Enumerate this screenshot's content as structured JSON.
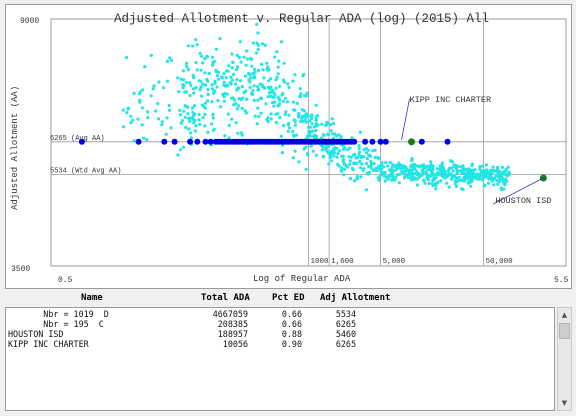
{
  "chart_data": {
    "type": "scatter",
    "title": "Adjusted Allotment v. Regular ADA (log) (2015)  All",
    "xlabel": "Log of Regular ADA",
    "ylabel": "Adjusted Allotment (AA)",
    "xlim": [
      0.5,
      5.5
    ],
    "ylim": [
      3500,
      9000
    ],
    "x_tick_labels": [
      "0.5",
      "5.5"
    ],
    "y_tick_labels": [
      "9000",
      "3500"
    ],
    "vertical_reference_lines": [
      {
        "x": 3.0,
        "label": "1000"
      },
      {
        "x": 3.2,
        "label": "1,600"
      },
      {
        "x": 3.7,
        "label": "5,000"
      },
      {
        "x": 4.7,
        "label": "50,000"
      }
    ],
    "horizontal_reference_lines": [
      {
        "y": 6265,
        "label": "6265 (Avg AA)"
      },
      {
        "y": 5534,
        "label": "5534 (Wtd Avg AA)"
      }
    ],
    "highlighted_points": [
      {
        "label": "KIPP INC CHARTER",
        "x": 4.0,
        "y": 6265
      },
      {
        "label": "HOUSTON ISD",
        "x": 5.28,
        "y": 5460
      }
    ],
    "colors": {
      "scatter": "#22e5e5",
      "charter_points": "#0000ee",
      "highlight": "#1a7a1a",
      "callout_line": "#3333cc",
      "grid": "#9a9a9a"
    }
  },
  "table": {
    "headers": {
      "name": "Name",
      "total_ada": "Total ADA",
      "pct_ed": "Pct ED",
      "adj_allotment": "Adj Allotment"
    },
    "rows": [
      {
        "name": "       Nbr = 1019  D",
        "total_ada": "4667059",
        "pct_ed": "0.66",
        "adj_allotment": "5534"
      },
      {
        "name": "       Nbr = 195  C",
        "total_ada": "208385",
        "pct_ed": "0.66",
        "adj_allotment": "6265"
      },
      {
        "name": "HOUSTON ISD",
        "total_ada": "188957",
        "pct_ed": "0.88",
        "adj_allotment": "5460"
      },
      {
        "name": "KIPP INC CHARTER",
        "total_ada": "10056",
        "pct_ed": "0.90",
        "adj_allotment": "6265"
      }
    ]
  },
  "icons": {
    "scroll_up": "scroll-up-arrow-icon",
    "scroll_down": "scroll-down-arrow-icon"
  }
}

===============

Each record above must be returned exactly as written, with its pictures omitted.

Enumerate this screenshot's content as structured JSON.
{
  "chart_data": {
    "type": "scatter",
    "title": "Adjusted Allotment v. Regular ADA (log) (2015)  All",
    "xlabel": "Log of Regular ADA",
    "ylabel": "Adjusted Allotment (AA)",
    "xlim": [
      0.5,
      5.5
    ],
    "ylim": [
      3500,
      9000
    ],
    "x_tick_labels": [
      "0.5",
      "5.5"
    ],
    "y_tick_labels": [
      "9000",
      "3500"
    ],
    "vertical_reference_lines": [
      {
        "x": 3.0,
        "label": "1000"
      },
      {
        "x": 3.2,
        "label": "1,600"
      },
      {
        "x": 3.7,
        "label": "5,000"
      },
      {
        "x": 4.7,
        "label": "50,000"
      }
    ],
    "horizontal_reference_lines": [
      {
        "y": 6265,
        "label": "6265 (Avg AA)"
      },
      {
        "y": 5534,
        "label": "5534 (Wtd Avg AA)"
      }
    ],
    "highlighted_points": [
      {
        "label": "KIPP INC CHARTER",
        "x": 4.0,
        "y": 6265
      },
      {
        "label": "HOUSTON ISD",
        "x": 5.28,
        "y": 5460
      }
    ],
    "colors": {
      "scatter": "#22e5e5",
      "charter_points": "#0000ee",
      "highlight": "#1a7a1a",
      "callout_line": "#3333cc",
      "grid": "#9a9a9a"
    }
  },
  "table": {
    "headers": {
      "name": "Name",
      "total_ada": "Total ADA",
      "pct_ed": "Pct ED",
      "adj_allotment": "Adj Allotment"
    },
    "rows": [
      {
        "name": "       Nbr = 1019  D",
        "total_ada": "4667059",
        "pct_ed": "0.66",
        "adj_allotment": "5534"
      },
      {
        "name": "       Nbr = 195  C",
        "total_ada": "208385",
        "pct_ed": "0.66",
        "adj_allotment": "6265"
      },
      {
        "name": "HOUSTON ISD",
        "total_ada": "188957",
        "pct_ed": "0.88",
        "adj_allotment": "5460"
      },
      {
        "name": "KIPP INC CHARTER",
        "total_ada": "10056",
        "pct_ed": "0.90",
        "adj_allotment": "6265"
      }
    ]
  },
  "icons": {
    "scroll_up": "scroll-up-arrow-icon",
    "scroll_down": "scroll-down-arrow-icon"
  }
}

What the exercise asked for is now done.